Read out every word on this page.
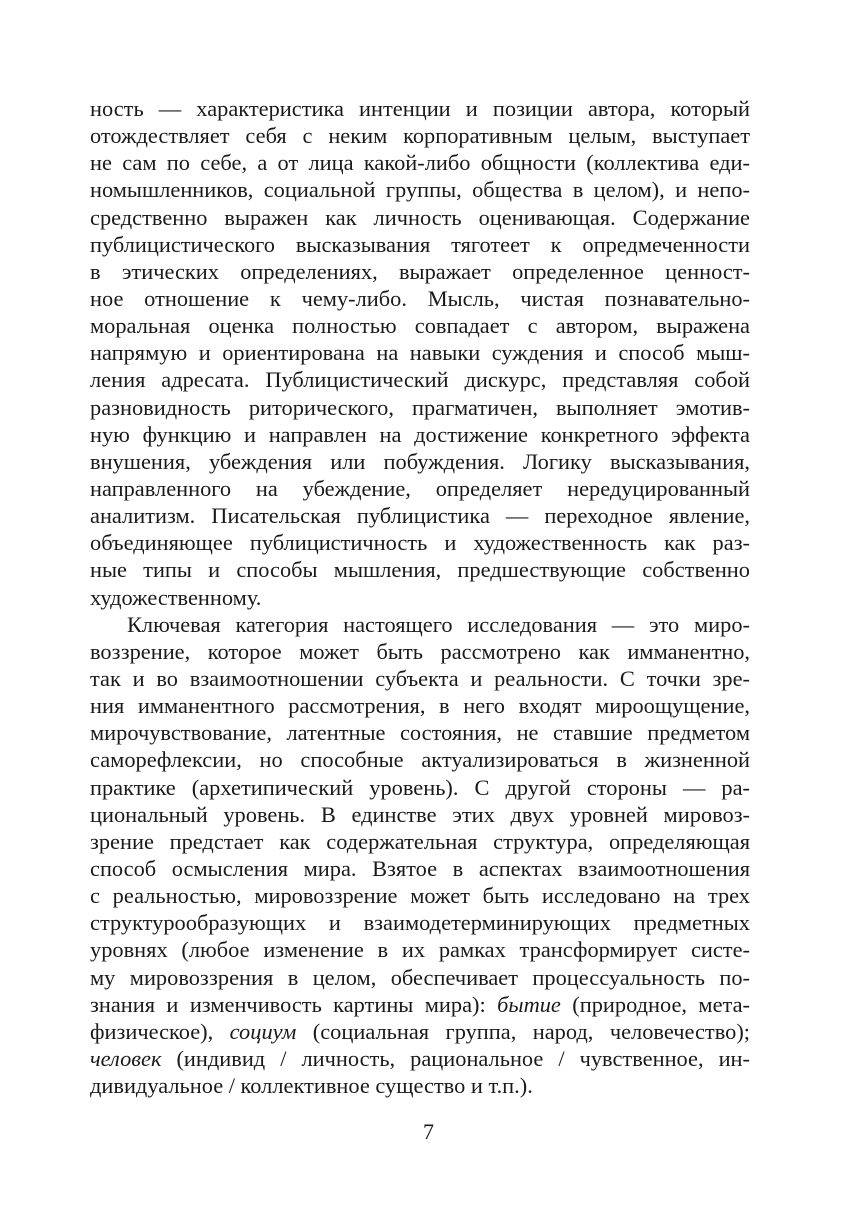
ность — характеристика интенции и позиции автора, который
отождествляет себя с неким корпоративным целым, выступает
не сам по себе, а от лица какой-либо общности (коллектива еди-
номышленников, социальной группы, общества в целом), и непо-
средственно выражен как личность оценивающая. Содержание
публицистического высказывания тяготеет к опредмеченности
в этических определениях, выражает определенное ценност-
ное отношение к чему-либо. Мысль, чистая познавательно-
моральная оценка полностью совпадает с автором, выражена
напрямую и ориентирована на навыки суждения и способ мыш-
ления адресата. Публицистический дискурс, представляя собой
разновидность риторического, прагматичен, выполняет эмотив-
ную функцию и направлен на достижение конкретного эффекта
внушения, убеждения или побуждения. Логику высказывания,
направленного на убеждение, определяет нередуцированный
аналитизм. Писательская публицистика — переходное явление,
объединяющее публицистичность и художественность как раз-
ные типы и способы мышления, предшествующие собственно
художественному.
Ключевая категория настоящего исследования — это миро-
воззрение, которое может быть рассмотрено как имманентно,
так и во взаимоотношении субъекта и реальности. С точки зре-
ния имманентного рассмотрения, в него входят мироощущение,
мирочувствование, латентные состояния, не ставшие предметом
саморефлексии, но способные актуализироваться в жизненной
практике (архетипический уровень). С другой стороны — ра-
циональный уровень. В единстве этих двух уровней мировоз-
зрение предстает как содержательная структура, определяющая
способ осмысления мира. Взятое в аспектах взаимоотношения
с реальностью, мировоззрение может быть исследовано на трех
структурообразующих и взаимодетерминирующих предметных
уровнях (любое изменение в их рамках трансформирует систе-
му мировоззрения в целом, обеспечивает процессуальность по-
знания и изменчивость картины мира): бытие (природное, мета-
физическое), социум (социальная группа, народ, человечество);
человек (индивид / личность, рациональное / чувственное, ин-
дивидуальное / коллективное существо и т.п.).
7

★ ★ ★ ★ ★ ★ ★

» **TASK REQUIREMENTS**: Retype each entry precisely. Skip images entirely.

» **ANSWER TO THIS PROBLEM**:
Read out every word on this page.
ность — характеристика интенции и позиции автора, который
отождествляет себя с неким корпоративным целым, выступает
не сам по себе, а от лица какой-либо общности (коллектива еди-
номышленников, социальной группы, общества в целом), и непо-
средственно выражен как личность оценивающая. Содержание
публицистического высказывания тяготеет к опредмеченности
в этических определениях, выражает определенное ценност-
ное отношение к чему-либо. Мысль, чистая познавательно-
моральная оценка полностью совпадает с автором, выражена
напрямую и ориентирована на навыки суждения и способ мыш-
ления адресата. Публицистический дискурс, представляя собой
разновидность риторического, прагматичен, выполняет эмотив-
ную функцию и направлен на достижение конкретного эффекта
внушения, убеждения или побуждения. Логику высказывания,
направленного на убеждение, определяет нередуцированный
аналитизм. Писательская публицистика — переходное явление,
объединяющее публицистичность и художественность как раз-
ные типы и способы мышления, предшествующие собственно
художественному.
Ключевая категория настоящего исследования — это миро-
воззрение, которое может быть рассмотрено как имманентно,
так и во взаимоотношении субъекта и реальности. С точки зре-
ния имманентного рассмотрения, в него входят мироощущение,
мирочувствование, латентные состояния, не ставшие предметом
саморефлексии, но способные актуализироваться в жизненной
практике (архетипический уровень). С другой стороны — ра-
циональный уровень. В единстве этих двух уровней мировоз-
зрение предстает как содержательная структура, определяющая
способ осмысления мира. Взятое в аспектах взаимоотношения
с реальностью, мировоззрение может быть исследовано на трех
структурообразующих и взаимодетерминирующих предметных
уровнях (любое изменение в их рамках трансформирует систе-
му мировоззрения в целом, обеспечивает процессуальность по-
знания и изменчивость картины мира): бытие (природное, мета-
физическое), социум (социальная группа, народ, человечество);
человек (индивид / личность, рациональное / чувственное, ин-
дивидуальное / коллективное существо и т.п.).
7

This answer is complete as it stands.